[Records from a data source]
--- Begin ---
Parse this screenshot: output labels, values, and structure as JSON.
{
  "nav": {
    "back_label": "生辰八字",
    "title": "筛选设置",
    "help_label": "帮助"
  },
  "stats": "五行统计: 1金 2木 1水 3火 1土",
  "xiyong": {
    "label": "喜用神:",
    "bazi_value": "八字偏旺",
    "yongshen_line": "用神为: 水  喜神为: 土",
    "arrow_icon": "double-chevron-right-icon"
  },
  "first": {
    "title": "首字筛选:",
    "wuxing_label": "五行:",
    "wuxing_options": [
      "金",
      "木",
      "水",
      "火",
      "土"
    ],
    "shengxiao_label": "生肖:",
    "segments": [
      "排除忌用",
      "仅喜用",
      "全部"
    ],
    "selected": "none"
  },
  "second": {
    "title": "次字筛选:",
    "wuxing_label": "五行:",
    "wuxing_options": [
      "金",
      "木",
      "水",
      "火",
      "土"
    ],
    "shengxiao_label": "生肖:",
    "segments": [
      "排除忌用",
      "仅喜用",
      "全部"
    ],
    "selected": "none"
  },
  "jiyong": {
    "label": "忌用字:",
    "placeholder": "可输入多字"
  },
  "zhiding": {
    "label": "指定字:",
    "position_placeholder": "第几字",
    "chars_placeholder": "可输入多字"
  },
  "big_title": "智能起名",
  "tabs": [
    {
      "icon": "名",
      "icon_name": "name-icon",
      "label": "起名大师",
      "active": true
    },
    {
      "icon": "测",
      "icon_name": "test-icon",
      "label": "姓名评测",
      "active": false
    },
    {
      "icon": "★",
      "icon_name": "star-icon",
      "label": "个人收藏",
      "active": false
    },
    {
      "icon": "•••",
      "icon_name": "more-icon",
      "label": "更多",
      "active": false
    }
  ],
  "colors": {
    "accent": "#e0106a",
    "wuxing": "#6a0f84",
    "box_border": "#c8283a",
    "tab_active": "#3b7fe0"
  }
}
--- End ---
**Requirements**. The records above should be returned exactly.

**Final answer**.
Parse this screenshot: output labels, values, and structure as JSON.
{
  "nav": {
    "back_label": "生辰八字",
    "title": "筛选设置",
    "help_label": "帮助"
  },
  "stats": "五行统计: 1金 2木 1水 3火 1土",
  "xiyong": {
    "label": "喜用神:",
    "bazi_value": "八字偏旺",
    "yongshen_line": "用神为: 水  喜神为: 土",
    "arrow_icon": "double-chevron-right-icon"
  },
  "first": {
    "title": "首字筛选:",
    "wuxing_label": "五行:",
    "wuxing_options": [
      "金",
      "木",
      "水",
      "火",
      "土"
    ],
    "shengxiao_label": "生肖:",
    "segments": [
      "排除忌用",
      "仅喜用",
      "全部"
    ],
    "selected": "none"
  },
  "second": {
    "title": "次字筛选:",
    "wuxing_label": "五行:",
    "wuxing_options": [
      "金",
      "木",
      "水",
      "火",
      "土"
    ],
    "shengxiao_label": "生肖:",
    "segments": [
      "排除忌用",
      "仅喜用",
      "全部"
    ],
    "selected": "none"
  },
  "jiyong": {
    "label": "忌用字:",
    "placeholder": "可输入多字"
  },
  "zhiding": {
    "label": "指定字:",
    "position_placeholder": "第几字",
    "chars_placeholder": "可输入多字"
  },
  "big_title": "智能起名",
  "tabs": [
    {
      "icon": "名",
      "icon_name": "name-icon",
      "label": "起名大师",
      "active": true
    },
    {
      "icon": "测",
      "icon_name": "test-icon",
      "label": "姓名评测",
      "active": false
    },
    {
      "icon": "★",
      "icon_name": "star-icon",
      "label": "个人收藏",
      "active": false
    },
    {
      "icon": "•••",
      "icon_name": "more-icon",
      "label": "更多",
      "active": false
    }
  ],
  "colors": {
    "accent": "#e0106a",
    "wuxing": "#6a0f84",
    "box_border": "#c8283a",
    "tab_active": "#3b7fe0"
  }
}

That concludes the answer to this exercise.